→ **Data rows**
= = = = = = =
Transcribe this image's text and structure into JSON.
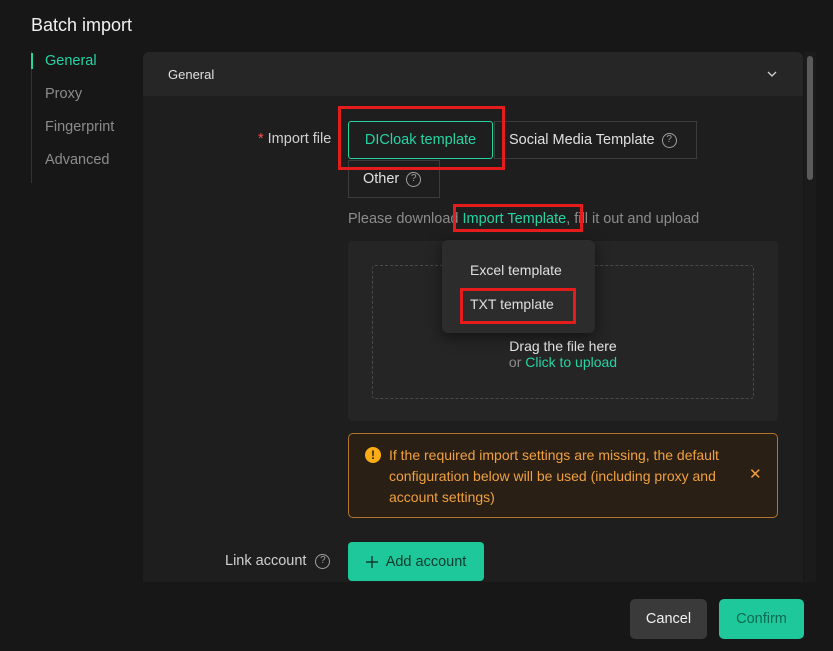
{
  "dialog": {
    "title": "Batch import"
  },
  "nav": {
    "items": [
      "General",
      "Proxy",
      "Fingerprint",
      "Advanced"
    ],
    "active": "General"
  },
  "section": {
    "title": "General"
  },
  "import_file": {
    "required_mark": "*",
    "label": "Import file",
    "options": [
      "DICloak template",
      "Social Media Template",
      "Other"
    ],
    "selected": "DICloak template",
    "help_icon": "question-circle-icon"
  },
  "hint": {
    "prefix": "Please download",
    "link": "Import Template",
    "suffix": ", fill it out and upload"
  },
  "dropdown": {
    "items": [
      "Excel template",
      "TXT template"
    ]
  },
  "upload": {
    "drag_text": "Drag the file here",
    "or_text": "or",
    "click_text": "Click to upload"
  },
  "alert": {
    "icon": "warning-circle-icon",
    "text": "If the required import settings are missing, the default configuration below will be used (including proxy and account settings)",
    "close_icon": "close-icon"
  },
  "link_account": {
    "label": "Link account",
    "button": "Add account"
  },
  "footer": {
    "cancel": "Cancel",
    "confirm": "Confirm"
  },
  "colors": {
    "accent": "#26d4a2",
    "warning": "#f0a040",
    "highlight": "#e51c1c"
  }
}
= = = = = = =
→ **To do**
Where does the word "warning" appear? Return each line that holds it.

→ **Response to this exercise**
    "icon": "warning-circle-icon",
    "warning": "#f0a040",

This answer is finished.